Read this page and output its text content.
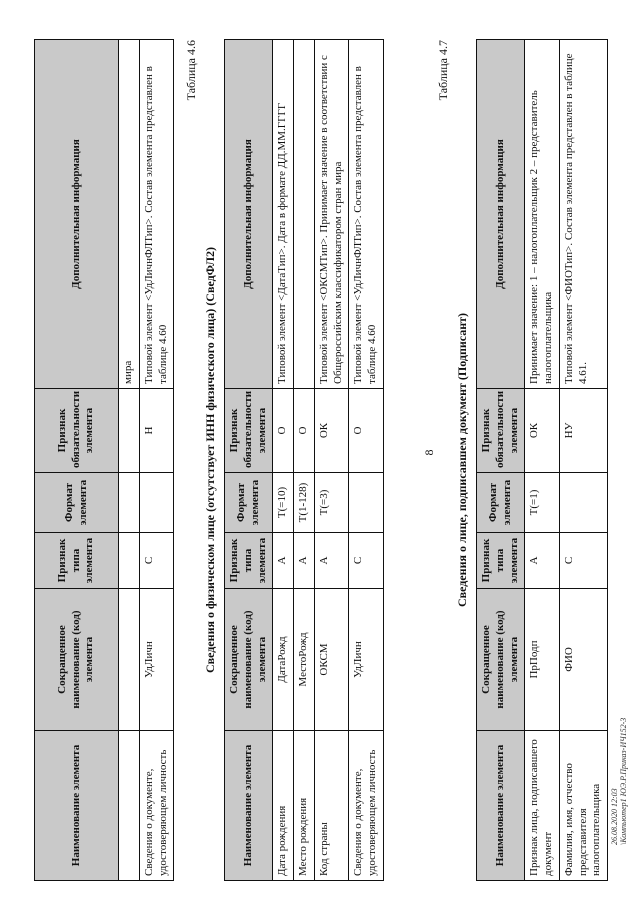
Наименование элемента	Сокращенное наименование (код) элемента	Признак типа элемента	Формат элемента	Признак обязательности элемента	Дополнительная информация
					мира
Сведения о документе, удостоверяющем личность	УдЛичн	С		Н	Типовой элемент <УдЛичнФЛТип>. Состав элемента представлен в таблице 4.60
Таблица 4.6
Сведения о физическом лице (отсутствует ИНН физического лица) (СведФЛ2)
Наименование элемента	Сокращенное наименование (код) элемента	Признак типа элемента	Формат элемента	Признак обязательности элемента	Дополнительная информация
Дата рождения	ДатаРожд	А	T(=10)	О	Типовой элемент <ДатаТип>. Дата в формате ДД.ММ.ГГГГ
Место рождения	МестоРожд	А	T(1-128)	О	
Код страны	ОКСМ	А	T(=3)	ОК	Типовой элемент <ОКСМТип>. Принимает значение в соответствии с Общероссийским классификатором стран мира
Сведения о документе, удостоверяющем личность	УдЛичн	С		О	Типовой элемент <УдЛичнФЛТип>. Состав элемента представлен в таблице 4.60
8
Таблица 4.7
Сведения о лице, подписавшем документ (Подписант)
Наименование элемента	Сокращенное наименование (код) элемента	Признак типа элемента	Формат элемента	Признак обязательности элемента	Дополнительная информация
Признак лица, подписавшего документ	ПрПодп	А	T(=1)	ОК	Принимает значение: 1 – налогоплательщик 2 – представитель налогоплательщика
Фамилия, имя, отчество представителя налогоплательщика	ФИО	С		НУ	Типовой элемент <ФИОТип>. Состав элемента представлен в таблице 4.61.
26.08.2020 12:03 \Компьютер1 ЮЭ.Р.Приказ-ИЧ152-3
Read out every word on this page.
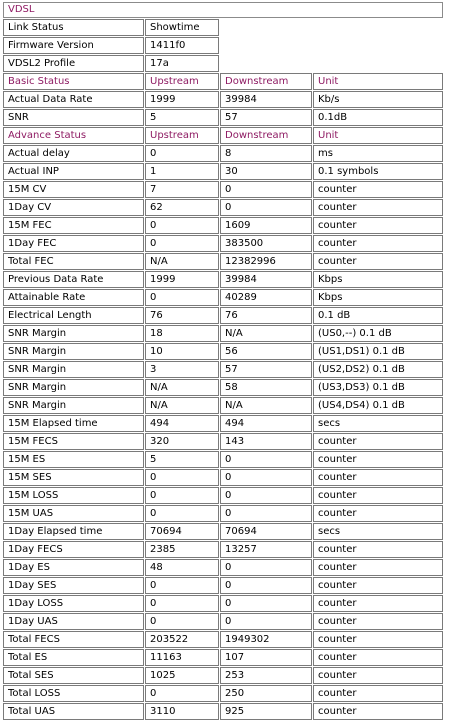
VDSL			
Link Status	Showtime		
Firmware Version	1411f0		
VDSL2 Profile	17a		
Basic Status	Upstream	Downstream	Unit
Actual Data Rate	1999	39984	Kb/s
SNR	5	57	0.1dB
Advance Status	Upstream	Downstream	Unit
Actual delay	0	8	ms
Actual INP	1	30	0.1 symbols
15M CV	7	0	counter
1Day CV	62	0	counter
15M FEC	0	1609	counter
1Day FEC	0	383500	counter
Total FEC	N/A	12382996	counter
Previous Data Rate	1999	39984	Kbps
Attainable Rate	0	40289	Kbps
Electrical Length	76	76	0.1 dB
SNR Margin	18	N/A	(US0,--) 0.1 dB
SNR Margin	10	56	(US1,DS1) 0.1 dB
SNR Margin	3	57	(US2,DS2) 0.1 dB
SNR Margin	N/A	58	(US3,DS3) 0.1 dB
SNR Margin	N/A	N/A	(US4,DS4) 0.1 dB
15M Elapsed time	494	494	secs
15M FECS	320	143	counter
15M ES	5	0	counter
15M SES	0	0	counter
15M LOSS	0	0	counter
15M UAS	0	0	counter
1Day Elapsed time	70694	70694	secs
1Day FECS	2385	13257	counter
1Day ES	48	0	counter
1Day SES	0	0	counter
1Day LOSS	0	0	counter
1Day UAS	0	0	counter
Total FECS	203522	1949302	counter
Total ES	11163	107	counter
Total SES	1025	253	counter
Total LOSS	0	250	counter
Total UAS	3110	925	counter
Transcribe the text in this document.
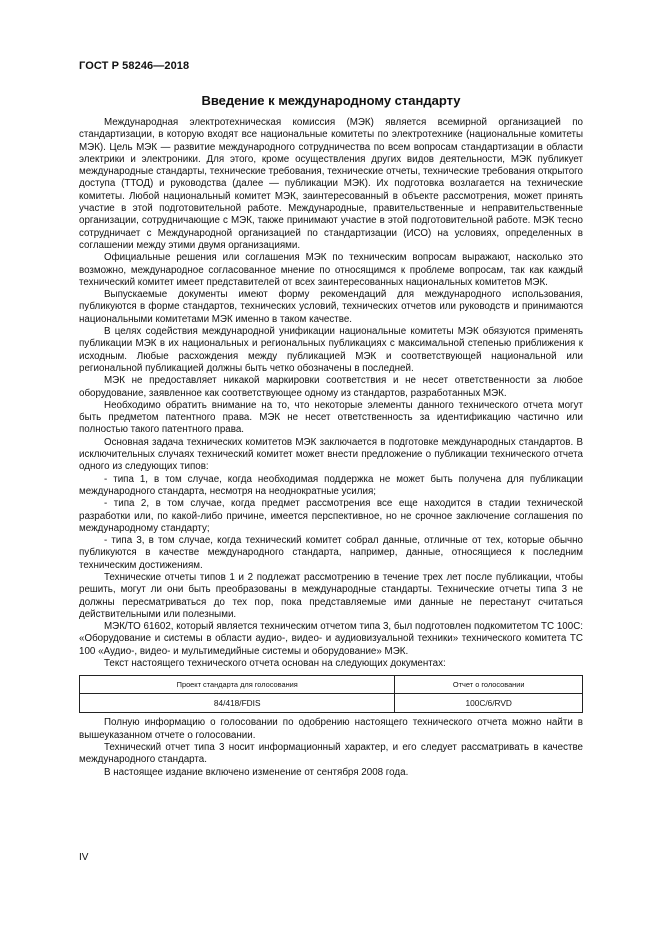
ГОСТ Р 58246—2018
Введение к международному стандарту

Международная электротехническая комиссия (МЭК) является всемирной организацией по стандартизации, в которую входят все национальные комитеты по электротехнике (национальные комитеты МЭК). Цель МЭК — развитие международного сотрудничества по всем вопросам стандартизации в области электрики и электроники. Для этого, кроме осуществления других видов деятельности, МЭК публикует международные стандарты, технические требования, технические отчеты, технические требования открытого доступа (ТТОД) и руководства (далее — публикации МЭК). Их подготовка возлагается на технические комитеты. Любой национальный комитет МЭК, заинтересованный в объекте рассмотрения, может принять участие в этой подготовительной работе. Международные, правительственные и неправительственные организации, сотрудничающие с МЭК, также принимают участие в этой подготовительной работе. МЭК тесно сотрудничает с Международной организацией по стандартизации (ИСО) на условиях, определенных в соглашении между этими двумя организациями.

Официальные решения или соглашения МЭК по техническим вопросам выражают, насколько это возможно, международное согласованное мнение по относящимся к проблеме вопросам, так как каждый технический комитет имеет представителей от всех заинтересованных национальных комитетов МЭК.

Выпускаемые документы имеют форму рекомендаций для международного использования, публикуются в форме стандартов, технических условий, технических отчетов или руководств и принимаются национальными комитетами МЭК именно в таком качестве.

В целях содействия международной унификации национальные комитеты МЭК обязуются применять публикации МЭК в их национальных и региональных публикациях с максимальной степенью приближения к исходным. Любые расхождения между публикацией МЭК и соответствующей национальной или региональной публикацией должны быть четко обозначены в последней.

МЭК не предоставляет никакой маркировки соответствия и не несет ответственности за любое оборудование, заявленное как соответствующее одному из стандартов, разработанных МЭК.

Необходимо обратить внимание на то, что некоторые элементы данного технического отчета могут быть предметом патентного права. МЭК не несет ответственность за идентификацию частично или полностью такого патентного права.

Основная задача технических комитетов МЭК заключается в подготовке международных стандартов. В исключительных случаях технический комитет может внести предложение о публикации технического отчета одного из следующих типов:

- типа 1, в том случае, когда необходимая поддержка не может быть получена для публикации международного стандарта, несмотря на неоднократные усилия;

- типа 2, в том случае, когда предмет рассмотрения все еще находится в стадии технической разработки или, по какой-либо причине, имеется перспективное, но не срочное заключение соглашения по международному стандарту;

- типа 3, в том случае, когда технический комитет собрал данные, отличные от тех, которые обычно публикуются в качестве международного стандарта, например, данные, относящиеся к последним техническим достижениям.

Технические отчеты типов 1 и 2 подлежат рассмотрению в течение трех лет после публикации, чтобы решить, могут ли они быть преобразованы в международные стандарты. Технические отчеты типа 3 не должны пересматриваться до тех пор, пока представляемые ими данные не перестанут считаться действительными или полезными.

МЭК/ТО 61602, который является техническим отчетом типа 3, был подготовлен подкомитетом ТС 100С: «Оборудование и системы в области аудио-, видео- и аудиовизуальной техники» технического комитета ТС 100 «Аудио-, видео- и мультимедийные системы и оборудование» МЭК.

Текст настоящего технического отчета основан на следующих документах:

Проект стандарта для голосования	Отчет о голосовании
84/418/FDIS	100С/6/RVD

Полную информацию о голосовании по одобрению настоящего технического отчета можно найти в вышеуказанном отчете о голосовании.

Технический отчет типа 3 носит информационный характер, и его следует рассматривать в качестве международного стандарта.

В настоящее издание включено изменение от сентября 2008 года.

IV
·····
* **WHAT THIS TASK INVOLVES**: Print the full listing exactly, dropping the pictures.

* **EXERCISE ANSWER**:
Read this page and output its text content.
Наименование элемента	Сокращенное наименование (код) элемента	Признак типа элемента	Формат элемента	Признак обязательности элемента	Дополнительная информация
					мира
Сведения о документе, удостоверяющем личность	УдЛичн	С		Н	Типовой элемент <УдЛичнФЛТип>. Состав элемента представлен в таблице 4.60
Таблица 4.6
Сведения о физическом лице (отсутствует ИНН физического лица) (СведФЛ2)
Наименование элемента	Сокращенное наименование (код) элемента	Признак типа элемента	Формат элемента	Признак обязательности элемента	Дополнительная информация
Дата рождения	ДатаРожд	А	T(=10)	О	Типовой элемент <ДатаТип>. Дата в формате ДД.ММ.ГГГГ
Место рождения	МестоРожд	А	T(1-128)	О	
Код страны	ОКСМ	А	T(=3)	ОК	Типовой элемент <ОКСМТип>. Принимает значение в соответствии с Общероссийским классификатором стран мира
Сведения о документе, удостоверяющем личность	УдЛичн	С		О	Типовой элемент <УдЛичнФЛТип>. Состав элемента представлен в таблице 4.60
8
Таблица 4.7
Сведения о лице, подписавшем документ (Подписант)
Наименование элемента	Сокращенное наименование (код) элемента	Признак типа элемента	Формат элемента	Признак обязательности элемента	Дополнительная информация
Признак лица, подписавшего документ	ПрПодп	А	T(=1)	ОК	Принимает значение: 1 – налогоплательщик 2 – представитель налогоплательщика
Фамилия, имя, отчество представителя налогоплательщика	ФИО	С		НУ	Типовой элемент <ФИОТип>. Состав элемента представлен в таблице 4.61.
26.08.2020 12:03 \Компьютер1 ЮЭ.Р.Приказ-ИЧ152-3
Read out every word on this page.
VDSL			
Link Status	Showtime		
Firmware Version	1411f0		
VDSL2 Profile	17a		
Basic Status	Upstream	Downstream	Unit
Actual Data Rate	1999	39984	Kb/s
SNR	5	57	0.1dB
Advance Status	Upstream	Downstream	Unit
Actual delay	0	8	ms
Actual INP	1	30	0.1 symbols
15M CV	7	0	counter
1Day CV	62	0	counter
15M FEC	0	1609	counter
1Day FEC	0	383500	counter
Total FEC	N/A	12382996	counter
Previous Data Rate	1999	39984	Kbps
Attainable Rate	0	40289	Kbps
Electrical Length	76	76	0.1 dB
SNR Margin	18	N/A	(US0,--) 0.1 dB
SNR Margin	10	56	(US1,DS1) 0.1 dB
SNR Margin	3	57	(US2,DS2) 0.1 dB
SNR Margin	N/A	58	(US3,DS3) 0.1 dB
SNR Margin	N/A	N/A	(US4,DS4) 0.1 dB
15M Elapsed time	494	494	secs
15M FECS	320	143	counter
15M ES	5	0	counter
15M SES	0	0	counter
15M LOSS	0	0	counter
15M UAS	0	0	counter
1Day Elapsed time	70694	70694	secs
1Day FECS	2385	13257	counter
1Day ES	48	0	counter
1Day SES	0	0	counter
1Day LOSS	0	0	counter
1Day UAS	0	0	counter
Total FECS	203522	1949302	counter
Total ES	11163	107	counter
Total SES	1025	253	counter
Total LOSS	0	250	counter
Total UAS	3110	925	counter
Transcribe the text in this document.
ГОСТ Р 58246—2018
Введение к международному стандарту

Международная электротехническая комиссия (МЭК) является всемирной организацией по стандартизации, в которую входят все национальные комитеты по электротехнике (национальные комитеты МЭК). Цель МЭК — развитие международного сотрудничества по всем вопросам стандартизации в области электрики и электроники. Для этого, кроме осуществления других видов деятельности, МЭК публикует международные стандарты, технические требования, технические отчеты, технические требования открытого доступа (ТТОД) и руководства (далее — публикации МЭК). Их подготовка возлагается на технические комитеты. Любой национальный комитет МЭК, заинтересованный в объекте рассмотрения, может принять участие в этой подготовительной работе. Международные, правительственные и неправительственные организации, сотрудничающие с МЭК, также принимают участие в этой подготовительной работе. МЭК тесно сотрудничает с Международной организацией по стандартизации (ИСО) на условиях, определенных в соглашении между этими двумя организациями.

Официальные решения или соглашения МЭК по техническим вопросам выражают, насколько это возможно, международное согласованное мнение по относящимся к проблеме вопросам, так как каждый технический комитет имеет представителей от всех заинтересованных национальных комитетов МЭК.

Выпускаемые документы имеют форму рекомендаций для международного использования, публикуются в форме стандартов, технических условий, технических отчетов или руководств и принимаются национальными комитетами МЭК именно в таком качестве.

В целях содействия международной унификации национальные комитеты МЭК обязуются применять публикации МЭК в их национальных и региональных публикациях с максимальной степенью приближения к исходным. Любые расхождения между публикацией МЭК и соответствующей национальной или региональной публикацией должны быть четко обозначены в последней.

МЭК не предоставляет никакой маркировки соответствия и не несет ответственности за любое оборудование, заявленное как соответствующее одному из стандартов, разработанных МЭК.

Необходимо обратить внимание на то, что некоторые элементы данного технического отчета могут быть предметом патентного права. МЭК не несет ответственность за идентификацию частично или полностью такого патентного права.

Основная задача технических комитетов МЭК заключается в подготовке международных стандартов. В исключительных случаях технический комитет может внести предложение о публикации технического отчета одного из следующих типов:

- типа 1, в том случае, когда необходимая поддержка не может быть получена для публикации международного стандарта, несмотря на неоднократные усилия;

- типа 2, в том случае, когда предмет рассмотрения все еще находится в стадии технической разработки или, по какой-либо причине, имеется перспективное, но не срочное заключение соглашения по международному стандарту;

- типа 3, в том случае, когда технический комитет собрал данные, отличные от тех, которые обычно публикуются в качестве международного стандарта, например, данные, относящиеся к последним техническим достижениям.

Технические отчеты типов 1 и 2 подлежат рассмотрению в течение трех лет после публикации, чтобы решить, могут ли они быть преобразованы в международные стандарты. Технические отчеты типа 3 не должны пересматриваться до тех пор, пока представляемые ими данные не перестанут считаться действительными или полезными.

МЭК/ТО 61602, который является техническим отчетом типа 3, был подготовлен подкомитетом ТС 100С: «Оборудование и системы в области аудио-, видео- и аудиовизуальной техники» технического комитета ТС 100 «Аудио-, видео- и мультимедийные системы и оборудование» МЭК.

Текст настоящего технического отчета основан на следующих документах:

Проект стандарта для голосования	Отчет о голосовании
84/418/FDIS	100С/6/RVD

Полную информацию о голосовании по одобрению настоящего технического отчета можно найти в вышеуказанном отчете о голосовании.

Технический отчет типа 3 носит информационный характер, и его следует рассматривать в качестве международного стандарта.

В настоящее издание включено изменение от сентября 2008 года.

IV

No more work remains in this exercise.